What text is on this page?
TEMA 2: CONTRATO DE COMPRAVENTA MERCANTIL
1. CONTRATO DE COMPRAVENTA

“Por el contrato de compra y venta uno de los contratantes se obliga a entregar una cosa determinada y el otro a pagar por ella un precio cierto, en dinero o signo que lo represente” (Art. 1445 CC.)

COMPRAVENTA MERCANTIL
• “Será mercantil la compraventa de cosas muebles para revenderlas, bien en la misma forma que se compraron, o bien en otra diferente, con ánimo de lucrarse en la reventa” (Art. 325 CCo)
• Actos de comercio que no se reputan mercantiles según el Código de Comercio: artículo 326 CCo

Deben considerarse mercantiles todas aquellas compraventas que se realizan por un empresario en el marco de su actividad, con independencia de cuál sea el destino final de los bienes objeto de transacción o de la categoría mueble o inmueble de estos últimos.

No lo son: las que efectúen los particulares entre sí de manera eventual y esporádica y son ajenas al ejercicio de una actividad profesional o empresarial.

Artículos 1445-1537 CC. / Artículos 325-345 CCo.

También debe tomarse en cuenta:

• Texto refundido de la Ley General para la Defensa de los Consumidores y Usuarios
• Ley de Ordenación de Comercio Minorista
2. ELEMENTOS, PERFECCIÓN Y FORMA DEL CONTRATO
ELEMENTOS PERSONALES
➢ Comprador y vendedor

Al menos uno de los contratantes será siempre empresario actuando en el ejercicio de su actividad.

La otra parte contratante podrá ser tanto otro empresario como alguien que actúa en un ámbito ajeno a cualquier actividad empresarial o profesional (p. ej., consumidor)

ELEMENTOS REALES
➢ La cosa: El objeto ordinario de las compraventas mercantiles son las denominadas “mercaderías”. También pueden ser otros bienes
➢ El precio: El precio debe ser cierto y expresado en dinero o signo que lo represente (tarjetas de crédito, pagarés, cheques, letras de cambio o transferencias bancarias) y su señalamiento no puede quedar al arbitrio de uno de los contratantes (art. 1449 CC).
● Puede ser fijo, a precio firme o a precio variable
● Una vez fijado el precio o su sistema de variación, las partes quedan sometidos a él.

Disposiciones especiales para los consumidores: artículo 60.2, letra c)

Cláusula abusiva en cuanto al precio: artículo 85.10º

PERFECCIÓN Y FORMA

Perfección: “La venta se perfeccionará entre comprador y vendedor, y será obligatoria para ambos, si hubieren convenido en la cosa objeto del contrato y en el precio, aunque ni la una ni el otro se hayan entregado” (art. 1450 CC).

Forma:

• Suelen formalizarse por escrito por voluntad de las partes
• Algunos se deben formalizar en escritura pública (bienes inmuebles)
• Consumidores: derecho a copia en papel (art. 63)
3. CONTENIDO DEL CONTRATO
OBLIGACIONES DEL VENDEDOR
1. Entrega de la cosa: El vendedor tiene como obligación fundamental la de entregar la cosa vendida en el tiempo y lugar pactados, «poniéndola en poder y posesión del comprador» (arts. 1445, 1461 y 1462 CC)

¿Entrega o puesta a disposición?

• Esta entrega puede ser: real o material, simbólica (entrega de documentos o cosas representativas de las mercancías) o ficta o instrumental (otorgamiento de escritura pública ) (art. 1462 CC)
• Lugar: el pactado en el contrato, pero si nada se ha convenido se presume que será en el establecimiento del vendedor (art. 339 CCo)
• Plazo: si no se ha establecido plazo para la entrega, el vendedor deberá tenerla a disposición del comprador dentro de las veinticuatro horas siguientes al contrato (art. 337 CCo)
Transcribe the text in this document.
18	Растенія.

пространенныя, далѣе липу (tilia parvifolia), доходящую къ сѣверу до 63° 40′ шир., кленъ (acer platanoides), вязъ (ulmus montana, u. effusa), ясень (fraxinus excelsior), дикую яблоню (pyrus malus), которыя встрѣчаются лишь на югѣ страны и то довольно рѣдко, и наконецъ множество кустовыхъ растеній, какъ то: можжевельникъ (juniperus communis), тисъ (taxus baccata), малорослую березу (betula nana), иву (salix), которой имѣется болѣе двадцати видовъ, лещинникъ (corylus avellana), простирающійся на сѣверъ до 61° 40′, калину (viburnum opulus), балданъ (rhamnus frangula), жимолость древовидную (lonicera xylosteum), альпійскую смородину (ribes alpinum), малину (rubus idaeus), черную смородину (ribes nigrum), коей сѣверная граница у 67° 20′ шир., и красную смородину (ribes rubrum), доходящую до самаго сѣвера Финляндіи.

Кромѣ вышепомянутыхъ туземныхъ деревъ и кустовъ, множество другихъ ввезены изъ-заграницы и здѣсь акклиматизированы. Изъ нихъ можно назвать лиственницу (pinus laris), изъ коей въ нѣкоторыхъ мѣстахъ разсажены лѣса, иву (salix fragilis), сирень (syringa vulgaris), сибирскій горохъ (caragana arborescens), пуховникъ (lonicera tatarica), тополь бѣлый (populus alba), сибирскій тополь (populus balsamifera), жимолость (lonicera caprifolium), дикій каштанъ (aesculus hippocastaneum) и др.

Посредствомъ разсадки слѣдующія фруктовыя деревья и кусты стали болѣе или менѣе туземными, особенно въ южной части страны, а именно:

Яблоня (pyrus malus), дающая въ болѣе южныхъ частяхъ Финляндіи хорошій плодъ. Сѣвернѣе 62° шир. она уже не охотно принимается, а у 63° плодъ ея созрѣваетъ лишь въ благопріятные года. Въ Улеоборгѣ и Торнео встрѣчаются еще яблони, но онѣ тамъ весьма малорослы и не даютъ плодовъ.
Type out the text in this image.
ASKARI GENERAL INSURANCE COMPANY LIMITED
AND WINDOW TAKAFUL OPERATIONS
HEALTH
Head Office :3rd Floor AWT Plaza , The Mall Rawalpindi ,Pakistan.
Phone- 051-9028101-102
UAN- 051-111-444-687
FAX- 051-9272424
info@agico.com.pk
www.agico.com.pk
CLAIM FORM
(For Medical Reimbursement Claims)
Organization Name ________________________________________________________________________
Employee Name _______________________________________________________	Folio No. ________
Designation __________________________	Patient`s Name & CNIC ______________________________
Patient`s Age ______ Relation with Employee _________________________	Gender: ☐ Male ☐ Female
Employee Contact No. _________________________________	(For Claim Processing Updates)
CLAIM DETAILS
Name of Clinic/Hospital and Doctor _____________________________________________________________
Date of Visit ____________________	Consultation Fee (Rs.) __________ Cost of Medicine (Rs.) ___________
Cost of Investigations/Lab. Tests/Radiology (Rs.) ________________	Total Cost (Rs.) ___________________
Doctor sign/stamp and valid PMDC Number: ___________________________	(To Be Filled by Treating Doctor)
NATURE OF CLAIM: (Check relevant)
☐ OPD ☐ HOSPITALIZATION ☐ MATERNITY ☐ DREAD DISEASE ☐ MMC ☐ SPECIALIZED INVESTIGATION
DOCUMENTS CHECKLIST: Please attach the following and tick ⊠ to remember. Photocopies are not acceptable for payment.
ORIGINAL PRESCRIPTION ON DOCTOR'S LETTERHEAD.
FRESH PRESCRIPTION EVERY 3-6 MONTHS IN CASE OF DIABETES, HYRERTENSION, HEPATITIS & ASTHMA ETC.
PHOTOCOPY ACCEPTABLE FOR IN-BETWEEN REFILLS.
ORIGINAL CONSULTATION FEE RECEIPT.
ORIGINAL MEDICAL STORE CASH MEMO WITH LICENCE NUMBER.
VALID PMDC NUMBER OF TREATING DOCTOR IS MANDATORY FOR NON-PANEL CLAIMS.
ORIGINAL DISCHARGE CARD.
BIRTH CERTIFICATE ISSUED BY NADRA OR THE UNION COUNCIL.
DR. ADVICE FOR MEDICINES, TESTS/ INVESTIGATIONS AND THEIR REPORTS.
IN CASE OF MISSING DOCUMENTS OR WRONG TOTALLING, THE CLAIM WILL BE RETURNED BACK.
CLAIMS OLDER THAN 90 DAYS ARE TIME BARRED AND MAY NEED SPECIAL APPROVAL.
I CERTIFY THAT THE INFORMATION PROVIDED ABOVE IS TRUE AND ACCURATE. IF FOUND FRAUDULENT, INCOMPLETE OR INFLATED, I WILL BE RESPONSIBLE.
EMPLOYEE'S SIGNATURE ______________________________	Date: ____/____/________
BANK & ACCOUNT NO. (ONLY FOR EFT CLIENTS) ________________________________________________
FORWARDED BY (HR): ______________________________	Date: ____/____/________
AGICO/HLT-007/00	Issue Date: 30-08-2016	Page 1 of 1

**What to produce**
Locate and copy each line in the data above that includes the word "болѣе".

**Written response**
пространенныя, далѣе липу (tilia parvifolia), доходящую къ сѣверу до 63° 40′ шир., кленъ (acer platanoides), вязъ (ulmus montana, u. effusa), ясень (fraxinus excelsior), дикую яблоню (pyrus malus), которыя встрѣчаются лишь на югѣ страны и то довольно рѣдко, и наконецъ множество кустовыхъ растеній, какъ то: можжевельникъ (juniperus communis), тисъ (taxus baccata), малорослую березу (betula nana), иву (salix), которой имѣется болѣе двадцати видовъ, лещинникъ (corylus avellana), простирающійся на сѣверъ до 61° 40′, калину (viburnum opulus), балданъ (rhamnus frangula), жимолость древовидную (lonicera xylosteum), альпійскую смородину (ribes alpinum), малину (rubus idaeus), черную смородину (ribes nigrum), коей сѣверная граница у 67° 20′ шир., и красную смородину (ribes rubrum), доходящую до самаго сѣвера Финляндіи.
Посредствомъ разсадки слѣдующія фруктовыя деревья и кусты стали болѣе или менѣе туземными, особенно въ южной части страны, а именно:
Яблоня (pyrus malus), дающая въ болѣе южныхъ частяхъ Финляндіи хорошій плодъ. Сѣвернѣе 62° шир. она уже не охотно принимается, а у 63° плодъ ея созрѣваетъ лишь въ благопріятные года. Въ Улеоборгѣ и Торнео встрѣчаются еще яблони, но онѣ тамъ весьма малорослы и не даютъ плодовъ.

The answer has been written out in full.